■ Direction
Quote each record exactly, please, leaving none out.

>> START

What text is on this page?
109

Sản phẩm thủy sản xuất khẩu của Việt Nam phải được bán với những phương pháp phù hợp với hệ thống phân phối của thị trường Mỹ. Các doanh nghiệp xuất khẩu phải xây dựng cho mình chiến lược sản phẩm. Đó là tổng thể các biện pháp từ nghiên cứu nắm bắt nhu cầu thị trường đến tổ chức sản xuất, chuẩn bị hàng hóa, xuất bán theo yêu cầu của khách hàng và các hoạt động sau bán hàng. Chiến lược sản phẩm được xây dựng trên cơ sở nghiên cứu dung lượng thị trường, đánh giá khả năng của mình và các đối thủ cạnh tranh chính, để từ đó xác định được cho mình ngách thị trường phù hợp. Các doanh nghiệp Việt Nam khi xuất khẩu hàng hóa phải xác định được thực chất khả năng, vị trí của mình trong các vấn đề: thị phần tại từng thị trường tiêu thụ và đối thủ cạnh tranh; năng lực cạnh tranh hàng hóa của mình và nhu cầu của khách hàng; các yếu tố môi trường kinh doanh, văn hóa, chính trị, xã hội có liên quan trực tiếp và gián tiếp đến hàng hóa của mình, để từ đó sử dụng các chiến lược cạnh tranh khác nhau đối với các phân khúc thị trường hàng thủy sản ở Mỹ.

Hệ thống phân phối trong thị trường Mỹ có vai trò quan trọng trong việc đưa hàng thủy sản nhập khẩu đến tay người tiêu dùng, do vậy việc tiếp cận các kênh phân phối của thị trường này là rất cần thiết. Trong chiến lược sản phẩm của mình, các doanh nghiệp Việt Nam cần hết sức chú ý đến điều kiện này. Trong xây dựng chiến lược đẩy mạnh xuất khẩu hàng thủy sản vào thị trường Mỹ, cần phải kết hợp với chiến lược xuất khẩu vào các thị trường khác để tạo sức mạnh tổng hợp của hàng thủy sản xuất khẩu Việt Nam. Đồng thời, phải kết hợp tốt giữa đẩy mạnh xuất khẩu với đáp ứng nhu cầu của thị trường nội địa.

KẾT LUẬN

>> END

■ Reply to the task
What text is on this page?
109

Sản phẩm thủy sản xuất khẩu của Việt Nam phải được bán với những phương pháp phù hợp với hệ thống phân phối của thị trường Mỹ. Các doanh nghiệp xuất khẩu phải xây dựng cho mình chiến lược sản phẩm. Đó là tổng thể các biện pháp từ nghiên cứu nắm bắt nhu cầu thị trường đến tổ chức sản xuất, chuẩn bị hàng hóa, xuất bán theo yêu cầu của khách hàng và các hoạt động sau bán hàng. Chiến lược sản phẩm được xây dựng trên cơ sở nghiên cứu dung lượng thị trường, đánh giá khả năng của mình và các đối thủ cạnh tranh chính, để từ đó xác định được cho mình ngách thị trường phù hợp. Các doanh nghiệp Việt Nam khi xuất khẩu hàng hóa phải xác định được thực chất khả năng, vị trí của mình trong các vấn đề: thị phần tại từng thị trường tiêu thụ và đối thủ cạnh tranh; năng lực cạnh tranh hàng hóa của mình và nhu cầu của khách hàng; các yếu tố môi trường kinh doanh, văn hóa, chính trị, xã hội có liên quan trực tiếp và gián tiếp đến hàng hóa của mình, để từ đó sử dụng các chiến lược cạnh tranh khác nhau đối với các phân khúc thị trường hàng thủy sản ở Mỹ.

Hệ thống phân phối trong thị trường Mỹ có vai trò quan trọng trong việc đưa hàng thủy sản nhập khẩu đến tay người tiêu dùng, do vậy việc tiếp cận các kênh phân phối của thị trường này là rất cần thiết. Trong chiến lược sản phẩm của mình, các doanh nghiệp Việt Nam cần hết sức chú ý đến điều kiện này. Trong xây dựng chiến lược đẩy mạnh xuất khẩu hàng thủy sản vào thị trường Mỹ, cần phải kết hợp với chiến lược xuất khẩu vào các thị trường khác để tạo sức mạnh tổng hợp của hàng thủy sản xuất khẩu Việt Nam. Đồng thời, phải kết hợp tốt giữa đẩy mạnh xuất khẩu với đáp ứng nhu cầu của thị trường nội địa.

KẾT LUẬN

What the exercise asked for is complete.